◆ EXERCISE GOAL:
Exclude the pictures; give every entry again exactly as written.
— Begin INFORMATION SHOWN —
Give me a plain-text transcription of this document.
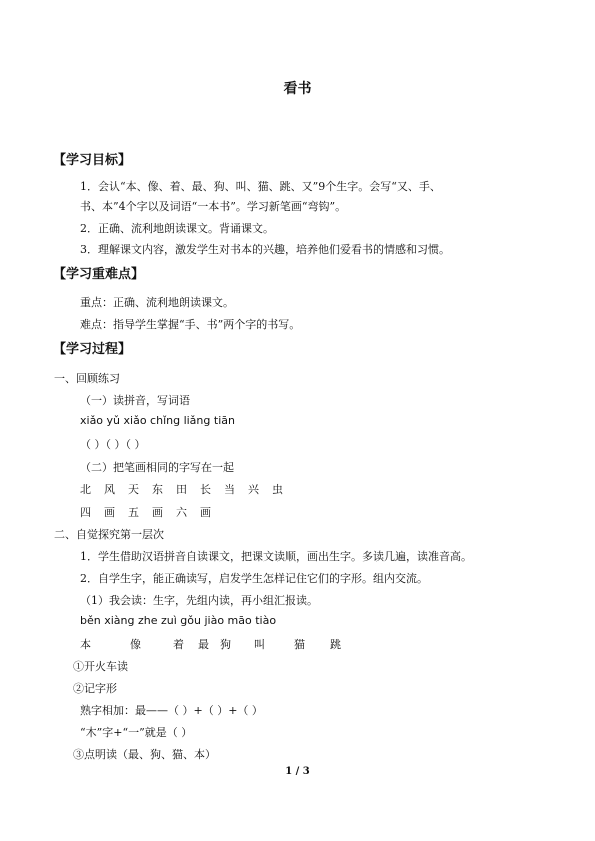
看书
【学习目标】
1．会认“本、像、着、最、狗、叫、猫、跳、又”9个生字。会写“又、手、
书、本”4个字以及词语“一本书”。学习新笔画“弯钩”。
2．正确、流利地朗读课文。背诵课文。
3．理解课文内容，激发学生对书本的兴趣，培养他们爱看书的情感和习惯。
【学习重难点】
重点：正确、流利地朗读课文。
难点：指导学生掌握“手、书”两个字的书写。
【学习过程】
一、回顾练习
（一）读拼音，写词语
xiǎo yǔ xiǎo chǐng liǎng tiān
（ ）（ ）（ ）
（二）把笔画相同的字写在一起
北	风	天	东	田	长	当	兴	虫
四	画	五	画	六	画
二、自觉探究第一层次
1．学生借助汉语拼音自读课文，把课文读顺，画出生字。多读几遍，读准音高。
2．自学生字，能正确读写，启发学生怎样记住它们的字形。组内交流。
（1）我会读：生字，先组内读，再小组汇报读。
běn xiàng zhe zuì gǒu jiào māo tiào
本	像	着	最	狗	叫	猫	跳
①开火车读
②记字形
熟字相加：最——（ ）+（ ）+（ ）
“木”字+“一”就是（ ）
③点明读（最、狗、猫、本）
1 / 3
— End INFORMATION SHOWN —
◆ RESPONSE TO THE TASK:
Give me a plain-text transcription of this document.
看书
【学习目标】
1．会认“本、像、着、最、狗、叫、猫、跳、又”9个生字。会写“又、手、
书、本”4个字以及词语“一本书”。学习新笔画“弯钩”。
2．正确、流利地朗读课文。背诵课文。
3．理解课文内容，激发学生对书本的兴趣，培养他们爱看书的情感和习惯。
【学习重难点】
重点：正确、流利地朗读课文。
难点：指导学生掌握“手、书”两个字的书写。
【学习过程】
一、回顾练习
（一）读拼音，写词语
xiǎo yǔ xiǎo chǐng liǎng tiān
（ ）（ ）（ ）
（二）把笔画相同的字写在一起
北	风	天	东	田	长	当	兴	虫
四	画	五	画	六	画
二、自觉探究第一层次
1．学生借助汉语拼音自读课文，把课文读顺，画出生字。多读几遍，读准音高。
2．自学生字，能正确读写，启发学生怎样记住它们的字形。组内交流。
（1）我会读：生字，先组内读，再小组汇报读。
běn xiàng zhe zuì gǒu jiào māo tiào
本	像	着	最	狗	叫	猫	跳
①开火车读
②记字形
熟字相加：最——（ ）+（ ）+（ ）
“木”字+“一”就是（ ）
③点明读（最、狗、猫、本）
1 / 3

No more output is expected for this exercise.